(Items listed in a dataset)
---------------
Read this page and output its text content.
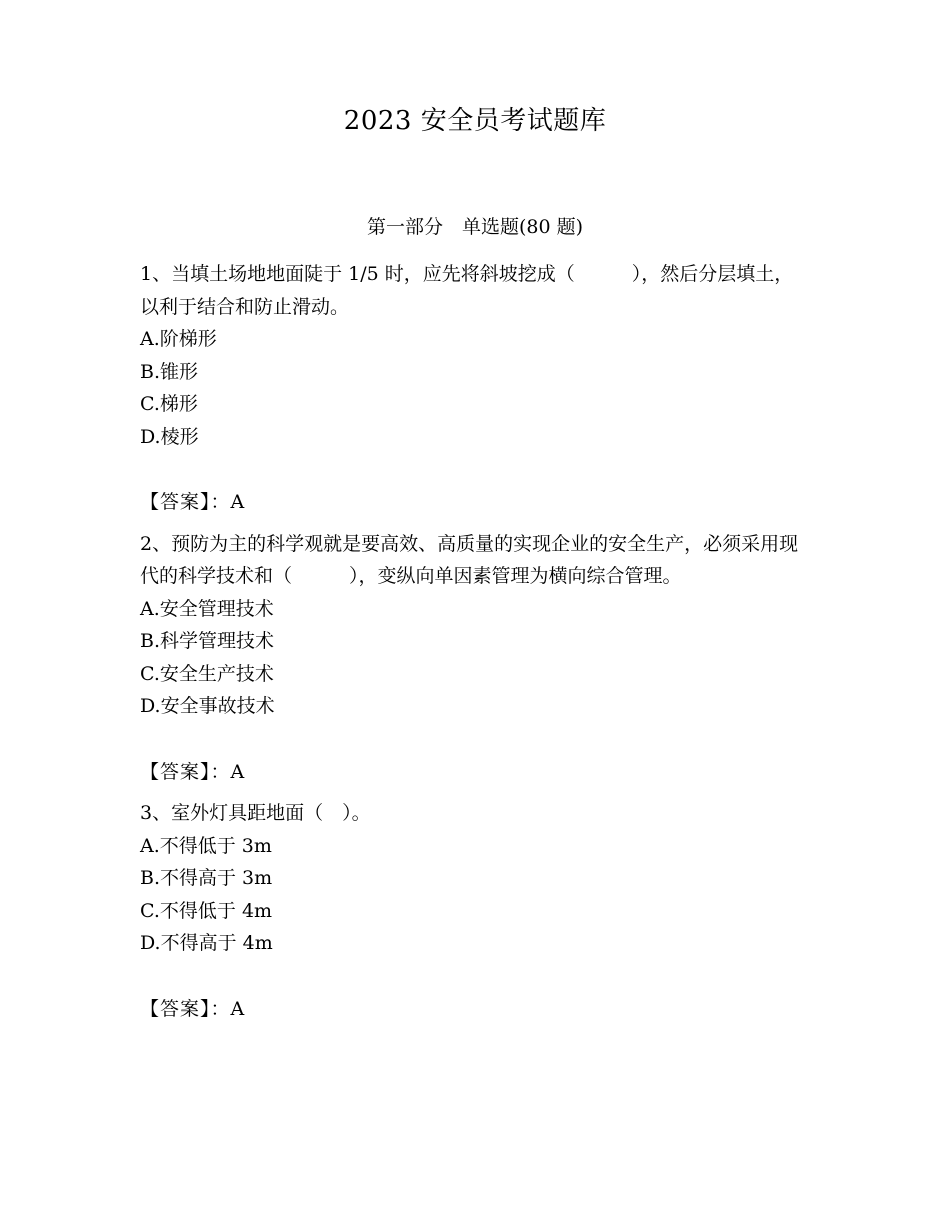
2023 安全员考试题库
第一部分　单选题(80 题)
1、当填土场地地面陡于 1/5 时，应先将斜坡挖成（　　　），然后分层填土，以利于结合和防止滑动。
A.阶梯形
B.锥形
C.梯形
D.棱形
【答案】：A
2、预防为主的科学观就是要高效、高质量的实现企业的安全生产，必须采用现代的科学技术和（　　　），变纵向单因素管理为横向综合管理。
A.安全管理技术
B.科学管理技术
C.安全生产技术
D.安全事故技术
【答案】：A
3、室外灯具距地面（　）。
A.不得低于 3m
B.不得高于 3m
C.不得低于 4m
D.不得高于 4m
【答案】：A
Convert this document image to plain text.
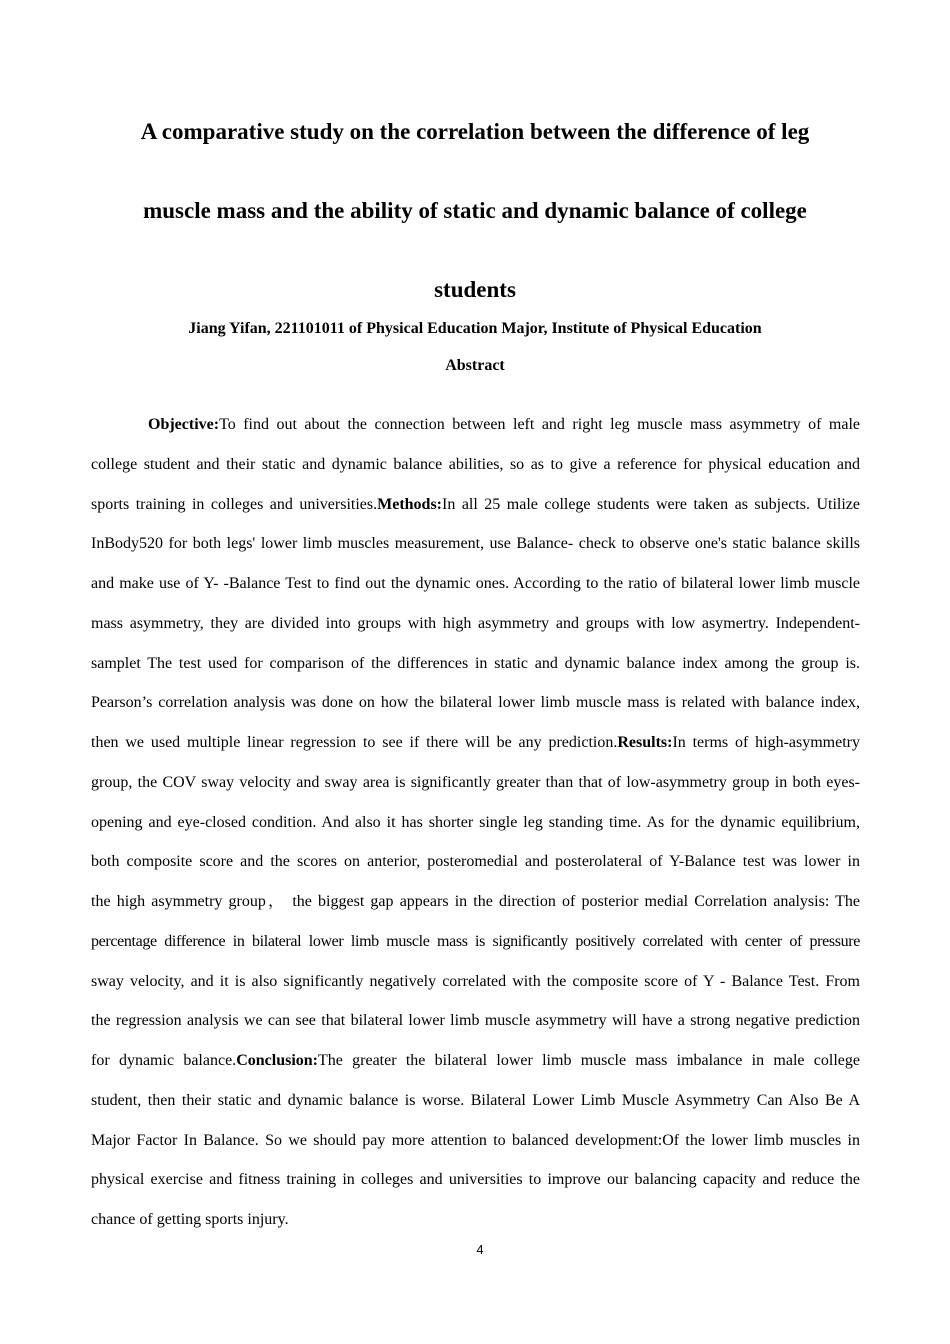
A comparative study on the correlation between the difference of leg
muscle mass and the ability of static and dynamic balance of college
students

Jiang Yifan, 221101011 of Physical Education Major, Institute of Physical Education

Abstract

Objective:To find out about the connection between left and right leg muscle mass asymmetry of male
college student and their static and dynamic balance abilities, so as to give a reference for physical education and
sports training in colleges and universities.Methods:In all 25 male college students were taken as subjects. Utilize
InBody520 for both legs' lower limb muscles measurement, use Balance- check to observe one's static balance skills
and make use of Y- -Balance Test to find out the dynamic ones. According to the ratio of bilateral lower limb muscle
mass asymmetry, they are divided into groups with high asymmetry and groups with low asymertry. Independent-
samplet The test used for comparison of the differences in static and dynamic balance index among the group is.
Pearson’s correlation analysis was done on how the bilateral lower limb muscle mass is related with balance index,
then we used multiple linear regression to see if there will be any prediction.Results:In terms of high-asymmetry
group, the COV sway velocity and sway area is significantly greater than that of low-asymmetry group in both eyes-
opening and eye-closed condition. And also it has shorter single leg standing time. As for the dynamic equilibrium,
both composite score and the scores on anterior, posteromedial and posterolateral of Y-Balance test was lower in
the high asymmetry group， the biggest gap appears in the direction of posterior medial Correlation analysis: The
percentage difference in bilateral lower limb muscle mass is significantly positively correlated with center of pressure
sway velocity, and it is also significantly negatively correlated with the composite score of Y - Balance Test. From
the regression analysis we can see that bilateral lower limb muscle asymmetry will have a strong negative prediction
for dynamic balance.Conclusion:The greater the bilateral lower limb muscle mass imbalance in male college
student, then their static and dynamic balance is worse. Bilateral Lower Limb Muscle Asymmetry Can Also Be A
Major Factor In Balance. So we should pay more attention to balanced development:Of the lower limb muscles in
physical exercise and fitness training in colleges and universities to improve our balancing capacity and reduce the
chance of getting sports injury.

4
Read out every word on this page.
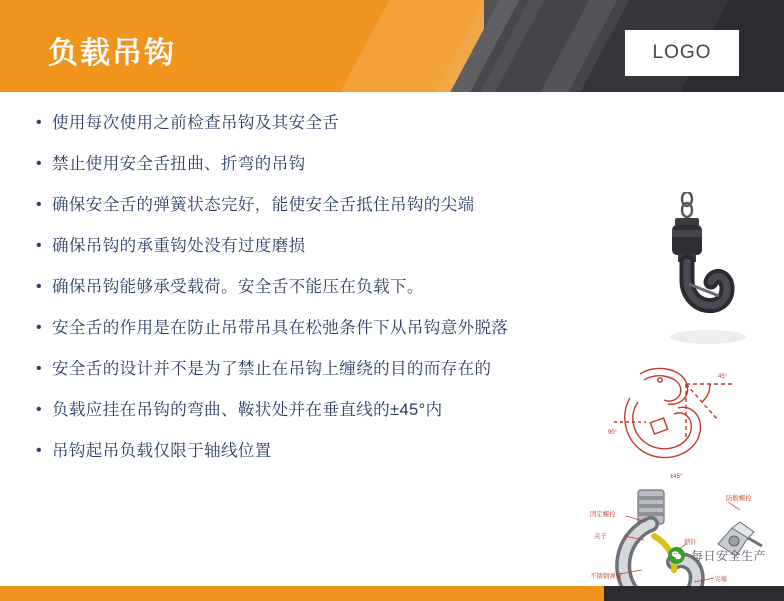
负载吊钩	LOGO
• 使用每次使用之前检查吊钩及其安全舌
• 禁止使用安全舌扭曲、折弯的吊钩
• 确保安全舌的弹簧状态完好，能使安全舌抵住吊钩的尖端
• 确保吊钩的承重钩处没有过度磨损
• 确保吊钩能够承受载荷。安全舌不能压在负载下。
• 安全舌的作用是在防止吊带吊具在松弛条件下从吊钩意外脱落
• 安全舌的设计并不是为了禁止在吊钩上缠绕的目的而存在的
• 负载应挂在吊钩的弯曲、鞍状处并在垂直线的±45°内
• 吊钩起吊负载仅限于轴线位置
45°
90°
±45°
固定螺栓
夹子
不锈钢弹簧
锁针
尖端
防脱螺栓
每日安全生产
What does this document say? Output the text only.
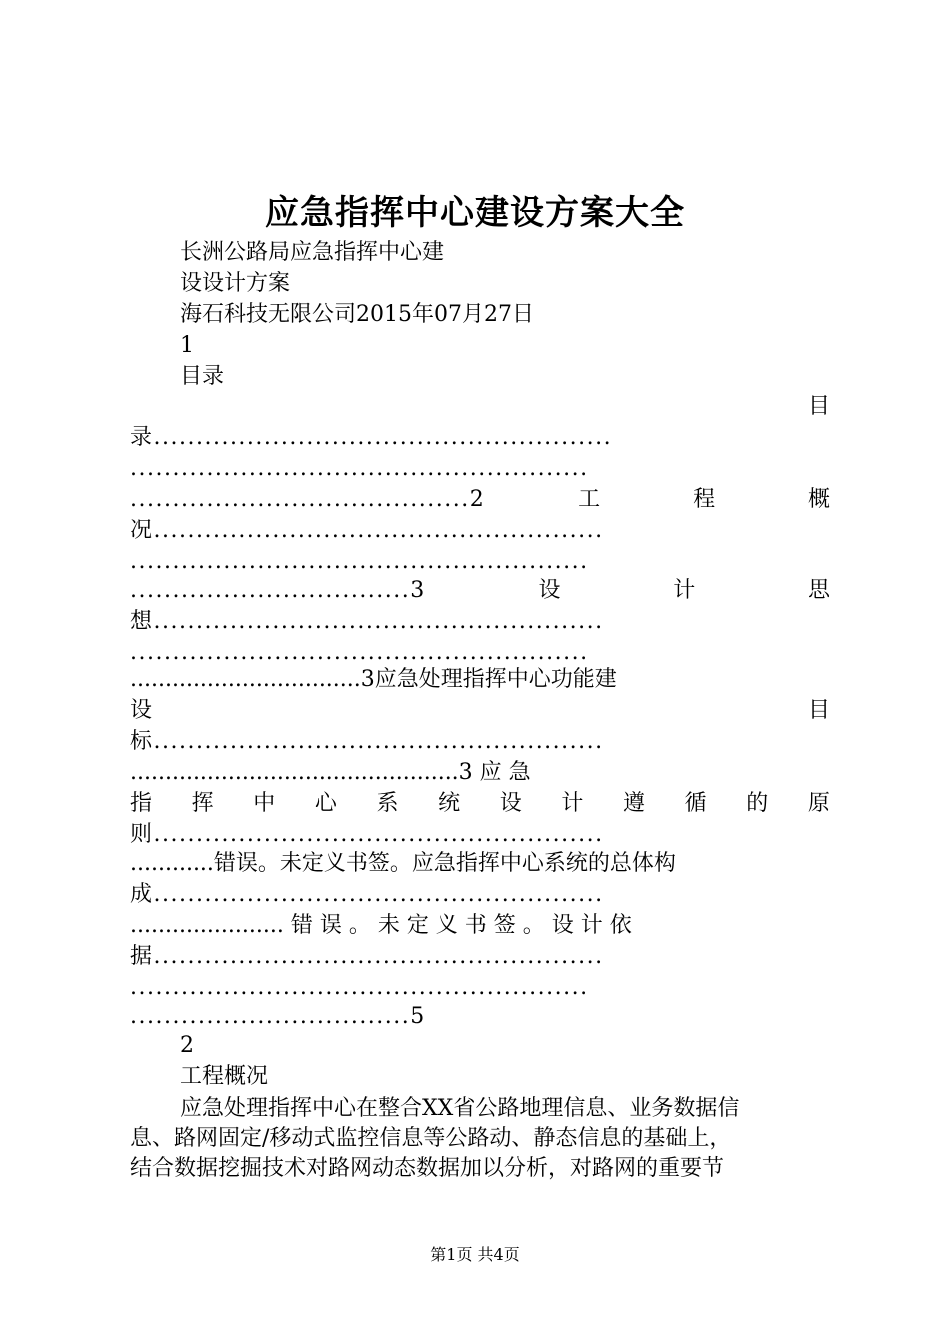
应急指挥中心建设方案大全
长洲公路局应急指挥中心建
设设计方案
海石科技无限公司2015年07月27日
1
目录
目
录......................................................
......................................................
........................................2	工	程	概
况.....................................................
......................................................
.................................3	设	计	思
想.....................................................
......................................................
.................................3应急处理指挥中心功能建
设	目
标.....................................................
...............................................3 应 急
指 挥 中 心 系 统 设 计 遵 循 的 原
则.....................................................
............错误。未定义书签。应急指挥中心系统的总体构
成.....................................................
...................... 错 误 。 未 定 义 书 签 。 设 计 依
据.....................................................
......................................................
.................................5
2
工程概况
应急处理指挥中心在整合XX省公路地理信息、业务数据信
息、路网固定/移动式监控信息等公路动、静态信息的基础上，
结合数据挖掘技术对路网动态数据加以分析，对路网的重要节
第1页 共4页
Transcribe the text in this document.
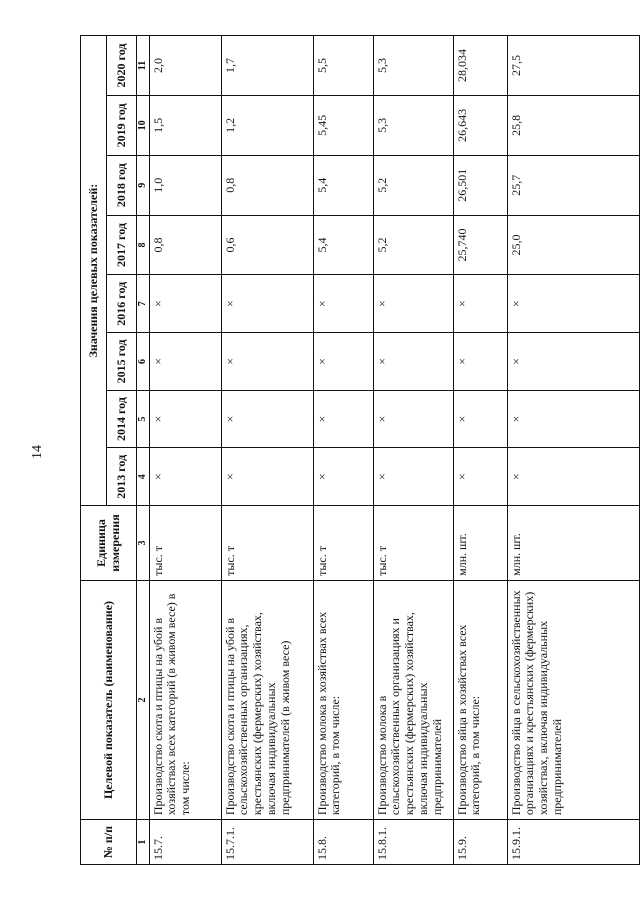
14
№ п/п	Целевой показатель (наименование)	Единица измерения	Значения целевых показателей:							
			2013 год	2014 год	2015 год	2016 год	2017 год	2018 год	2019 год	2020 год
1	2	3	4	5	6	7	8	9	10	11
15.7.	Производство скота и птицы на убой в хозяйствах всех категорий (в живом весе) в том числе:	тыс. т	×	×	×	×	0,8	1,0	1,5	2,0
15.7.1.	Производство скота и птицы на убой в сельскохозяйственных организациях, крестьянских (фермерских) хозяйствах, включая индивидуальных предпринимателей (в живом весе)	тыс. т	×	×	×	×	0,6	0,8	1,2	1,7
15.8.	Производство молока в хозяйствах всех категорий, в том числе:	тыс. т	×	×	×	×	5,4	5,4	5,45	5,5
15.8.1.	Производство молока в сельскохозяйственных организациях и крестьянских (фермерских) хозяйствах, включая индивидуальных предпринимателей	тыс. т	×	×	×	×	5,2	5,2	5,3	5,3
15.9.	Производство яйца в хозяйствах всех категорий, в том числе:	млн. шт.	×	×	×	×	25,740	26,501	26,643	28,034
15.9.1.	Производство яйца в сельскохозяйственных организациях и крестьянских (фермерских) хозяйствах, включая индивидуальных предпринимателей	млн. шт.	×	×	×	×	25,0	25,7	25,8	27,5
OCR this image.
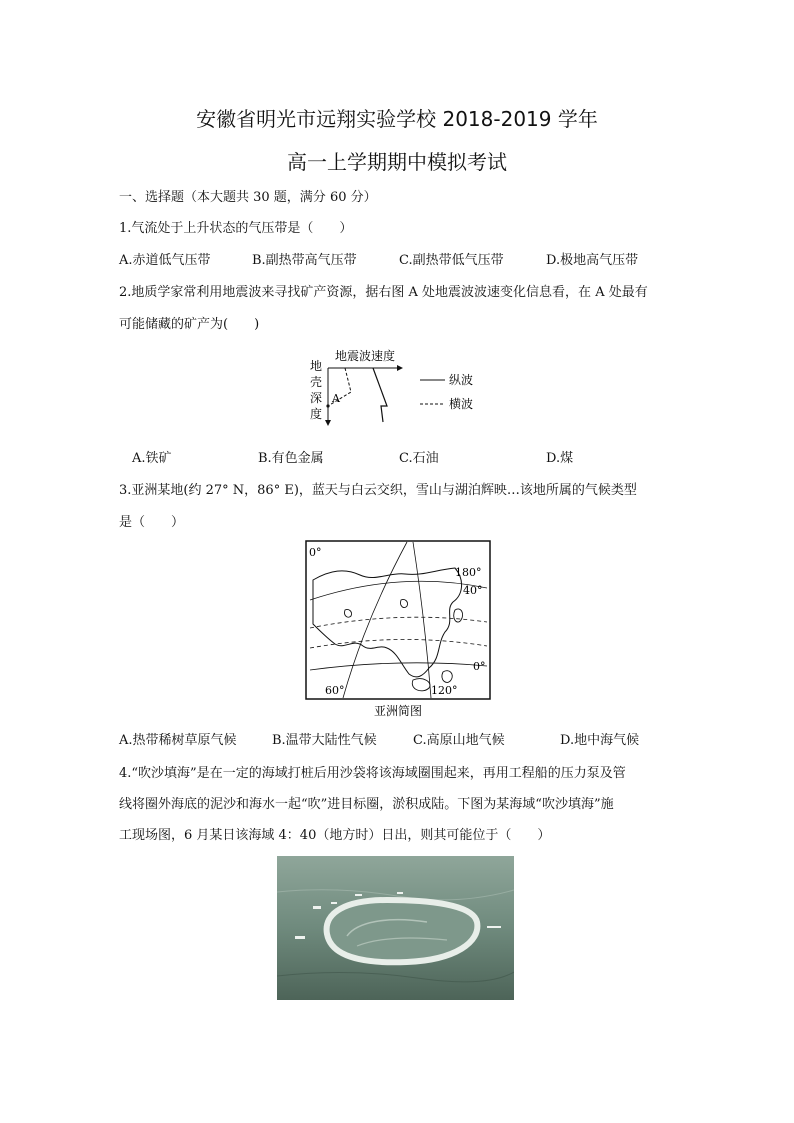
安徽省明光市远翔实验学校 2018-2019 学年
高一上学期期中模拟考试
一、选择题（本大题共 30 题，满分 60 分）
1.气流处于上升状态的气压带是（　　）
A.赤道低气压带	B.副热带高气压带	C.副热带低气压带	D.极地高气压带
2.地质学家常利用地震波来寻找矿产资源，据右图 A 处地震波波速变化信息看，在 A 处最有
可能储藏的矿产为(　　)
地震波速度
地
壳
深
度
A
纵波
横波
A.铁矿	B.有色金属	C.石油	D.煤
3.亚洲某地(约 27° N，86° E)，蓝天与白云交织，雪山与湖泊辉映…该地所属的气候类型
是（　　）
0°
180°
40°
0°
60°	120°
亚洲简图
A.热带稀树草原气候	B.温带大陆性气候	C.高原山地气候	D.地中海气候
4.“吹沙填海”是在一定的海域打桩后用沙袋将该海域圈围起来，再用工程船的压力泵及管
线将圈外海底的泥沙和海水一起“吹”进目标圈，淤积成陆。下图为某海域“吹沙填海”施
工现场图，6 月某日该海域 4：40（地方时）日出，则其可能位于（　　）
---------------
What you have to do:
Reproduce, word for word, every line from the one that contains "Transcribe the text in this document." to the end of the data, including both ends; omit all pictures.

Exercise result:
Transcribe the text in this document.
14
№ п/п	Целевой показатель (наименование)	Единица измерения	Значения целевых показателей:							
			2013 год	2014 год	2015 год	2016 год	2017 год	2018 год	2019 год	2020 год
1	2	3	4	5	6	7	8	9	10	11
15.7.	Производство скота и птицы на убой в хозяйствах всех категорий (в живом весе) в том числе:	тыс. т	×	×	×	×	0,8	1,0	1,5	2,0
15.7.1.	Производство скота и птицы на убой в сельскохозяйственных организациях, крестьянских (фермерских) хозяйствах, включая индивидуальных предпринимателей (в живом весе)	тыс. т	×	×	×	×	0,6	0,8	1,2	1,7
15.8.	Производство молока в хозяйствах всех категорий, в том числе:	тыс. т	×	×	×	×	5,4	5,4	5,45	5,5
15.8.1.	Производство молока в сельскохозяйственных организациях и крестьянских (фермерских) хозяйствах, включая индивидуальных предпринимателей	тыс. т	×	×	×	×	5,2	5,2	5,3	5,3
15.9.	Производство яйца в хозяйствах всех категорий, в том числе:	млн. шт.	×	×	×	×	25,740	26,501	26,643	28,034
15.9.1.	Производство яйца в сельскохозяйственных организациях и крестьянских (фермерских) хозяйствах, включая индивидуальных предпринимателей	млн. шт.	×	×	×	×	25,0	25,7	25,8	27,5
OCR this image.
安徽省明光市远翔实验学校 2018-2019 学年
高一上学期期中模拟考试
一、选择题（本大题共 30 题，满分 60 分）
1.气流处于上升状态的气压带是（　　）
A.赤道低气压带	B.副热带高气压带	C.副热带低气压带	D.极地高气压带
2.地质学家常利用地震波来寻找矿产资源，据右图 A 处地震波波速变化信息看，在 A 处最有
可能储藏的矿产为(　　)
地震波速度
地
壳
深
度
A
纵波
横波
A.铁矿	B.有色金属	C.石油	D.煤
3.亚洲某地(约 27° N，86° E)，蓝天与白云交织，雪山与湖泊辉映…该地所属的气候类型
是（　　）
0°
180°
40°
0°
60°	120°
亚洲简图
A.热带稀树草原气候	B.温带大陆性气候	C.高原山地气候	D.地中海气候
4.“吹沙填海”是在一定的海域打桩后用沙袋将该海域圈围起来，再用工程船的压力泵及管
线将圈外海底的泥沙和海水一起“吹”进目标圈，淤积成陆。下图为某海域“吹沙填海”施
工现场图，6 月某日该海域 4：40（地方时）日出，则其可能位于（　　）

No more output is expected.